Selected extract.
····················
Clearly it is not to prevent income-splitting since that is acknowledged to still be permissible. Possibly it is designed to achieve consistent treatment between the taxation of companies and trusts, yet it is questioned why such equality of treatment is necessary. It appears to be based on the statement in the Tax Reform Package (page 107) that "The fundamental problem is that there is inconsistent taxation treatment of business entities and the investments they conduct." The only possible reason, therefore, must be to counter some perception of tax avoidance that exists because of the inconsistency of treatment. However, the point to be made is that this could only be the case because of the inadequacy of existing tax laws in the taxation of companies, particularly in dealing with distributions of gains realised on the sale of assets that are tax free in the company due to indexation allowances or distributions out of other tax-preferred income. Whereas these tax benefits have been provided by governments, the existing tax laws do not allow those benefits to flow through to shareholders, so the perceived benefit is ultimately lost. So where is the mischief?
Perhaps these sentiments partly explain the enormous growth in the use of business trust structures in recent times, not because of the attempt to avoid tax but because the tax laws dealing with companies are too prohibitive.
····················
Record set.
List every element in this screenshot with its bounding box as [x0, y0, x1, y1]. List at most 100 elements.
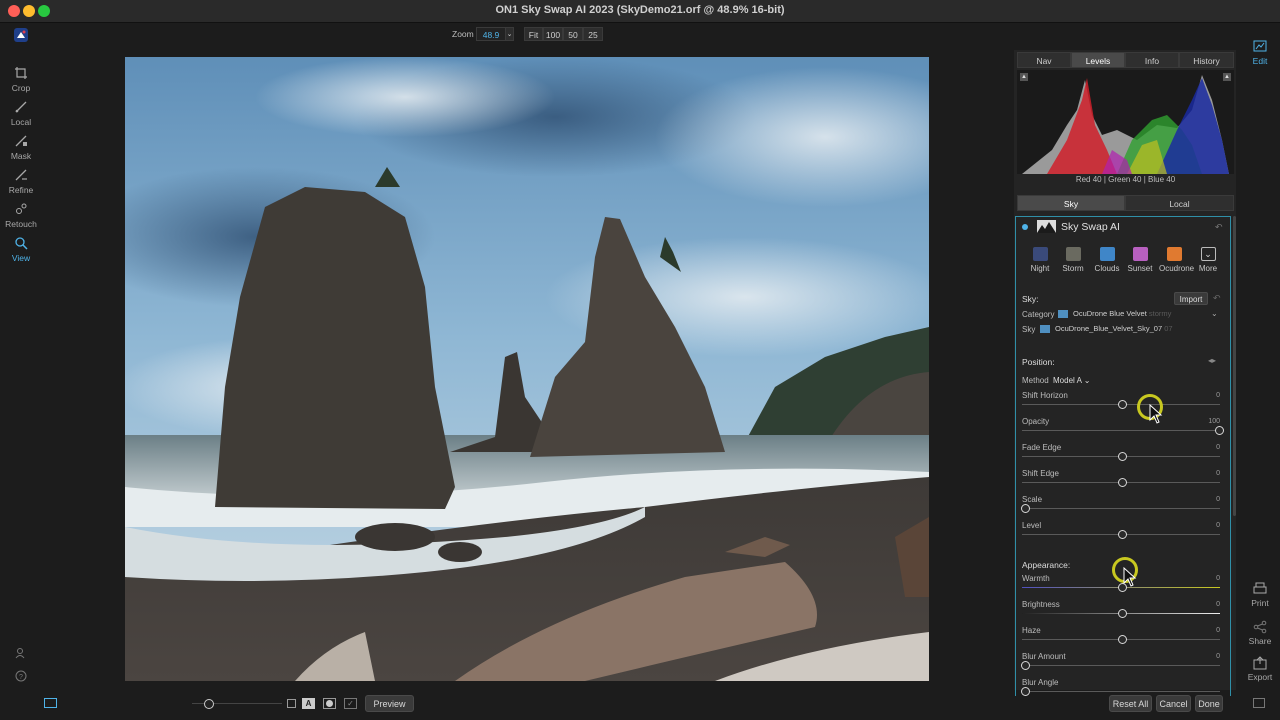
- appearance-slider-label: Warmth: [1022, 574, 1050, 583]
- sky-ghost-text: 07: [1164, 324, 1173, 333]
- checkmark-view-icon[interactable]: ✓: [344, 698, 357, 709]
- appearance-slider-value: 0: [1216, 575, 1220, 582]
- category-thumb-icon: [1058, 310, 1068, 318]
- preset-storm-label: Storm: [1062, 264, 1084, 273]
- landscape-photo: [125, 57, 929, 681]
- cancel-button[interactable]: Cancel: [1156, 695, 1191, 712]
- appearance-slider-knob[interactable]: [1118, 635, 1127, 644]
- preset-sunset-label: Sunset: [1127, 264, 1153, 273]
- preset-storm[interactable]: Storm: [1058, 247, 1088, 273]
- zoom-dropdown-chevron-icon[interactable]: ⌄: [505, 27, 514, 41]
- position-slider-knob[interactable]: [1118, 400, 1127, 409]
- appearance-slider-value: 0: [1216, 627, 1220, 634]
- sunset-sky-icon: [1132, 247, 1148, 261]
- preset-more-label: More: [1198, 264, 1218, 273]
- position-slider-value: 0: [1216, 496, 1220, 503]
- appearance-slider-knob[interactable]: [1021, 661, 1030, 670]
- title-bar: ON1 Sky Swap AI 2023 (SkyDemo21.orf @ 48…: [0, 0, 1280, 23]
- position-slider-label: Shift Horizon: [1022, 391, 1068, 400]
- panel-toggle-icon[interactable]: [44, 698, 57, 708]
- import-button[interactable]: Import: [1174, 292, 1208, 305]
- print-icon: [1253, 582, 1267, 594]
- sky-select[interactable]: OcuDrone_Blue_Velvet_Sky_07 07: [1055, 324, 1205, 335]
- position-flip-icon[interactable]: ◂▸: [1208, 356, 1216, 365]
- tool-mask[interactable]: Mask: [0, 134, 42, 161]
- tool-mask-label: Mask: [10, 151, 32, 161]
- position-slider-track[interactable]: [1022, 430, 1220, 431]
- position-slider-value: 0: [1216, 470, 1220, 477]
- section-reset-icon[interactable]: ↶: [1215, 222, 1223, 233]
- tab-local[interactable]: Local: [1125, 195, 1234, 211]
- preview-button[interactable]: Preview: [365, 695, 414, 712]
- preset-night[interactable]: Night: [1025, 247, 1055, 273]
- module-export[interactable]: Export: [1240, 656, 1280, 682]
- shadow-clipping-icon[interactable]: ▲: [1020, 73, 1028, 81]
- tool-local[interactable]: Local: [0, 100, 42, 127]
- appearance-slider-knob[interactable]: [1021, 687, 1030, 696]
- tool-view[interactable]: View: [0, 236, 42, 263]
- help-icon[interactable]: ?: [15, 670, 27, 682]
- appearance-slider-track[interactable]: [1022, 691, 1220, 692]
- zoom-50-button[interactable]: 50: [563, 27, 583, 41]
- position-heading: Position:: [1022, 357, 1055, 367]
- zoom-25-button[interactable]: 25: [583, 27, 603, 41]
- preset-sunset[interactable]: Sunset: [1125, 247, 1155, 273]
- category-chevron-icon[interactable]: ⌄: [1211, 309, 1218, 318]
- tool-local-label: Local: [10, 117, 32, 127]
- sky-swap-logo-icon: [1037, 220, 1056, 233]
- method-select[interactable]: Model A ⌄: [1053, 376, 1090, 385]
- module-share-label: Share: [1248, 636, 1272, 646]
- tool-retouch[interactable]: Retouch: [0, 202, 42, 229]
- module-edit[interactable]: Edit: [1240, 40, 1280, 66]
- appearance-slider-label: Haze: [1022, 626, 1041, 635]
- module-print[interactable]: Print: [1240, 582, 1280, 608]
- photo-canvas[interactable]: [125, 57, 929, 681]
- preset-clouds[interactable]: Clouds: [1092, 247, 1122, 273]
- module-share[interactable]: Share: [1240, 620, 1280, 646]
- appearance-slider-knob[interactable]: [1118, 609, 1127, 618]
- window-title: ON1 Sky Swap AI 2023 (SkyDemo21.orf @ 48…: [495, 4, 785, 16]
- position-slider-knob[interactable]: [1118, 530, 1127, 539]
- position-slider-knob[interactable]: [1118, 452, 1127, 461]
- done-button[interactable]: Done: [1195, 695, 1223, 712]
- highlight-clipping-icon[interactable]: ▲: [1223, 73, 1231, 81]
- method-value: Model A: [1053, 376, 1082, 385]
- tool-crop[interactable]: Crop: [0, 66, 42, 93]
- appearance-slider-track[interactable]: [1022, 665, 1220, 666]
- panel-scrollbar[interactable]: [1233, 216, 1236, 516]
- tab-info[interactable]: Info: [1125, 52, 1179, 68]
- module-edit-label: Edit: [1252, 56, 1268, 66]
- auto-view-icon[interactable]: A: [302, 698, 315, 709]
- tab-nav[interactable]: Nav: [1017, 52, 1071, 68]
- zoom-100-button[interactable]: 100: [543, 27, 563, 41]
- thumbnail-size-knob[interactable]: [204, 699, 214, 709]
- tab-sky[interactable]: Sky: [1017, 195, 1125, 211]
- mask-view-icon[interactable]: [323, 698, 336, 709]
- position-slider-knob[interactable]: [1021, 504, 1030, 513]
- clouds-sky-icon: [1099, 247, 1115, 261]
- position-slider-label: Fade Edge: [1022, 443, 1062, 452]
- position-slider-knob[interactable]: [1118, 478, 1127, 487]
- tab-levels[interactable]: Levels: [1071, 52, 1125, 68]
- storm-sky-icon: [1065, 247, 1081, 261]
- user-account-icon[interactable]: [15, 647, 27, 659]
- category-ghost-text: stormy: [1148, 309, 1172, 318]
- category-select[interactable]: OcuDrone Blue Velvet stormy: [1073, 309, 1213, 320]
- zoom-value-input[interactable]: 48.9: [476, 27, 506, 41]
- compare-icon[interactable]: [287, 699, 296, 708]
- app-logo-icon: [14, 28, 28, 42]
- sky-reset-icon[interactable]: ↶: [1213, 293, 1221, 304]
- tool-refine[interactable]: Refine: [0, 168, 42, 195]
- right-panel-toggle-icon[interactable]: [1253, 698, 1265, 708]
- tab-history[interactable]: History: [1179, 52, 1234, 68]
- preset-ocudrone[interactable]: Ocudrone: [1159, 247, 1194, 273]
- preset-ocudrone-label: Ocudrone: [1159, 264, 1195, 273]
- preset-more[interactable]: ⌄ More: [1193, 247, 1223, 273]
- brush-icon: [15, 101, 27, 113]
- position-slider-knob[interactable]: [1215, 426, 1224, 435]
- zoom-fit-button[interactable]: Fit: [524, 27, 543, 41]
- reset-all-button[interactable]: Reset All: [1109, 695, 1152, 712]
- edit-icon: [1253, 40, 1267, 52]
- position-slider-track[interactable]: [1022, 508, 1220, 509]
- section-enable-toggle[interactable]: [1022, 224, 1028, 230]
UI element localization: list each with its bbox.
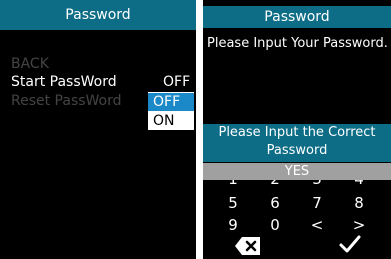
keypad-key-0[interactable]: 0 — [265, 216, 285, 234]
checkmark-icon[interactable] — [338, 233, 362, 255]
error-message: Please Input the Correct Password — [203, 124, 391, 162]
menu-item-back[interactable]: BACK — [11, 56, 49, 72]
keypad-key-left[interactable]: < — [307, 216, 327, 234]
keypad-key-partial[interactable]: 1 — [223, 180, 243, 189]
yes-button[interactable]: YES — [203, 163, 391, 180]
screen-title: Password — [0, 0, 196, 30]
keypad-key-partial[interactable]: 4 — [349, 180, 369, 189]
password-prompt: Please Input Your Password. — [207, 36, 388, 51]
keypad-key-right[interactable]: > — [349, 216, 369, 234]
keypad-key-7[interactable]: 7 — [307, 194, 327, 212]
on-off-dropdown: OFF ON — [147, 91, 195, 131]
keypad-key-partial[interactable]: 3 — [307, 180, 327, 189]
start-password-value: OFF — [163, 74, 191, 90]
keypad-key-6[interactable]: 6 — [265, 194, 285, 212]
menu-item-start-password[interactable]: Start PassWord — [11, 74, 117, 90]
keypad-key-9[interactable]: 9 — [223, 216, 243, 234]
screen-title: Password — [203, 6, 391, 28]
keypad-key-partial[interactable]: 2 — [265, 180, 285, 189]
backspace-icon[interactable] — [234, 236, 262, 256]
password-input-screen: Password Please Input Your Password. Ple… — [203, 0, 391, 259]
option-on[interactable]: ON — [148, 112, 194, 130]
keypad-key-5[interactable]: 5 — [223, 194, 243, 212]
keypad-key-8[interactable]: 8 — [349, 194, 369, 212]
password-settings-screen: Password BACK Start PassWord Reset PassW… — [0, 0, 196, 259]
menu-item-reset-password[interactable]: Reset PassWord — [11, 93, 122, 109]
option-off[interactable]: OFF — [148, 93, 194, 111]
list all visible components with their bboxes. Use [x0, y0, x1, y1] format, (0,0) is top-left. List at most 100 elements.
····················
Given task.
Transcribe the passage on taxing trusts and companies, starting with "Perhaps these sentiments" and going on through "are too prohibitive.".

Exercise output.
Perhaps these sentiments partly explain the enormous growth in the use of business trust structures in recent times, not because of the attempt to avoid tax but because the tax laws dealing with companies are too prohibitive.